──────── SOURCE TEXT

What is it? I start by looking at the first unread message in my inbox and ask the following questions, which will determine the action taken.
- Is it actionable?
- If so, how long will it take?
- Does this message belong in my GTD?
If the answer to #1 and #3 are No, the message is marked read (automatically since I clicked on the message) and will be retained in the archive, (remember, my inbox is my archive, so I do nothing more). In fact, in many cases this determination is made by simply reading the subject line or noting the sender’s address (think junkmail).
If the answer to #1 is Yes, then I immediately ask question #2. If the answer to #2 is less than 2 minutes, then I do the action, and move on.
If the action will take more than 2 minutes, then the message is immediately forwarded to my GTD inbox. At times, there will be a combination of an action and sending to GTD, e.g. a simple reply, which is sent to both the sender and my GTD inbox for additional action; or delegating a task, which is forwarded to the delegate and to my GTD inbox to provide followup action on the “waiting for” task.
I also receive messages that, while they don’t require an action on my part, I want to keep with a project as documentation or notes. In these cases the answer to #1 is No, but the answer to #3 is Yes, and I simply forward the message to my GTD inbox.
Remember the “read once” rule and read each message only one time, answer each of the three questions and take the appropriate action on each read message. If you run out of time before reading all mail, don’t cheat. Instead, come back to your inbox later and begin where you left off.

────────────────
──────── INFORMATION

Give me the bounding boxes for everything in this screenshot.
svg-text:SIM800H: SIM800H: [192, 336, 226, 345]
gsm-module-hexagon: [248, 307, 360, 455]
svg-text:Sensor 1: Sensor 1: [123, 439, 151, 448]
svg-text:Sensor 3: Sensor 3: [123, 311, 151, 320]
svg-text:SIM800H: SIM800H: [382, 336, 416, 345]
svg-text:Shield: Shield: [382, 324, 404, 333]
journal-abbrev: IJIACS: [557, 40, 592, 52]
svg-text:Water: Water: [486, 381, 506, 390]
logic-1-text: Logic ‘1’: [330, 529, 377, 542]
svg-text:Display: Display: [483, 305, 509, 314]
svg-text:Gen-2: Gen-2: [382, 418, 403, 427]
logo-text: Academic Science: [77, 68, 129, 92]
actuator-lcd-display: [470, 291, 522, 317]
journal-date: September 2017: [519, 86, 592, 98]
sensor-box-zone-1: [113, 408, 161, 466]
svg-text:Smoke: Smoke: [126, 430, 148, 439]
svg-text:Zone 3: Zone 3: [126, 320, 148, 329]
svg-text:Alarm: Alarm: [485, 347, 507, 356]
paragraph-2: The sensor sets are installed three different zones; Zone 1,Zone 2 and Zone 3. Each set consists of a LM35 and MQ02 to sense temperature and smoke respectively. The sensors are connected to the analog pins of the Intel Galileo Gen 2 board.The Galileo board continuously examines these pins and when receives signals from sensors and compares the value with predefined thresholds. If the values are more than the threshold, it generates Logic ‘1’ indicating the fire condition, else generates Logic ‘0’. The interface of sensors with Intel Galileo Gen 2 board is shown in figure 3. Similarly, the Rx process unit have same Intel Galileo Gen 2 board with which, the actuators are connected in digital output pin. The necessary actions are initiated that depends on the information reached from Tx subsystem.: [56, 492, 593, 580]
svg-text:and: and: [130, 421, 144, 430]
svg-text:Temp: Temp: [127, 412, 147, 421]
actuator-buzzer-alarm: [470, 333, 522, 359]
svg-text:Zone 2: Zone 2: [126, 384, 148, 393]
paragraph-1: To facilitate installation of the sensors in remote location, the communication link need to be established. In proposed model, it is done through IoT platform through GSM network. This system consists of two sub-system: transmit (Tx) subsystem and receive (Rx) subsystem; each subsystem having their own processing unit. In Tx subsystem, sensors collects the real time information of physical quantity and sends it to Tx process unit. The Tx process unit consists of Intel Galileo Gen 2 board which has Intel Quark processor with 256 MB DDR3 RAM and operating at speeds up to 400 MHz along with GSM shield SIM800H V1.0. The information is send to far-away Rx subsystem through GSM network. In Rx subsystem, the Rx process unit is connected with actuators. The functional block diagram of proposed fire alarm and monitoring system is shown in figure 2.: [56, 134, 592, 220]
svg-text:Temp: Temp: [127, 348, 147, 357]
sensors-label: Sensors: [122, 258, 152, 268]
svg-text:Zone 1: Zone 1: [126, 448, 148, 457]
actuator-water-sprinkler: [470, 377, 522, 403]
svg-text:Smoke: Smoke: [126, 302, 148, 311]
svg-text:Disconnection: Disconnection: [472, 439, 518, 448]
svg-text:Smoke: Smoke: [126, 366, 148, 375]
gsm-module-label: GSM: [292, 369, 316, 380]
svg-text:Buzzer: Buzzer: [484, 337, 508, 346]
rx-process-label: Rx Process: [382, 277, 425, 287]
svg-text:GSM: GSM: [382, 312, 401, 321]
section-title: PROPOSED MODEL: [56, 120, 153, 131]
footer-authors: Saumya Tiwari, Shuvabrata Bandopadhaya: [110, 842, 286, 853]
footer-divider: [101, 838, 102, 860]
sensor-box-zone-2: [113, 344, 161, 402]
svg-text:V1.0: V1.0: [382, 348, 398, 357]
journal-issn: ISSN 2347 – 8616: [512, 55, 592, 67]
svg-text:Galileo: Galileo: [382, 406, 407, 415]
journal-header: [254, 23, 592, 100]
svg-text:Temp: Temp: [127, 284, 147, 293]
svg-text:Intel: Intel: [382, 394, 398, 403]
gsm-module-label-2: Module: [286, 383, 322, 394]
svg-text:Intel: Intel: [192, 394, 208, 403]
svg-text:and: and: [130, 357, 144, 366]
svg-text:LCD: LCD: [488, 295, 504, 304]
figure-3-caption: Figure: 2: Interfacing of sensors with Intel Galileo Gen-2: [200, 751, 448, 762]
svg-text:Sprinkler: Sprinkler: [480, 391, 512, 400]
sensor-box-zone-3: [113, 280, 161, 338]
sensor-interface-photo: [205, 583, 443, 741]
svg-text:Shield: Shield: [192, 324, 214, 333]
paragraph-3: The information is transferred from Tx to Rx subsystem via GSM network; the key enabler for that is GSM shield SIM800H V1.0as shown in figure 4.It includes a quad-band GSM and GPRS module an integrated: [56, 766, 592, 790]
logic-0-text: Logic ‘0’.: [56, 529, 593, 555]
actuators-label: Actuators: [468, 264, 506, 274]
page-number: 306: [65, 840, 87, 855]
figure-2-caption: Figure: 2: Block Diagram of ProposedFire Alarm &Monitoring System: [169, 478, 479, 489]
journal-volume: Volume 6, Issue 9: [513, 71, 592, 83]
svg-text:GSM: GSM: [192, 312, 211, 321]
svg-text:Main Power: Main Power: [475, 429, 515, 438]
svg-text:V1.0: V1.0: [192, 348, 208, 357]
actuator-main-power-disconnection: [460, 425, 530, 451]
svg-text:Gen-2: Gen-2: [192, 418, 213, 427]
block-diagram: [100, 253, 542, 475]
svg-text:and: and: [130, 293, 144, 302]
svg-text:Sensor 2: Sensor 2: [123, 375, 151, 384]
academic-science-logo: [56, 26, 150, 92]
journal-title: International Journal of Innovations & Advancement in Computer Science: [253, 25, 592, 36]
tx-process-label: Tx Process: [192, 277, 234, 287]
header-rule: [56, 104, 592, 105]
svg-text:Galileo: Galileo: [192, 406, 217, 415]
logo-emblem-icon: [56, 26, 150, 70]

────────────────

WORK ITEM A: In the inbox-processing text, why does the writer take no further action on a message when the answers to #1 and #3 are both No?
WORK ITEM B: Copy out the stretch of the inbox-processing text from "What is it?" through "will it take?".

TASK ANSWER A: Opening the message has already marked it read. It stays where it is because the writer's inbox serves as the archive, so nothing else needs to be done.

TASK ANSWER B:
What is it? I start by looking at the first unread message in my inbox and ask the following questions, which will determine the action taken.
- Is it actionable?
- If so, how long will it take?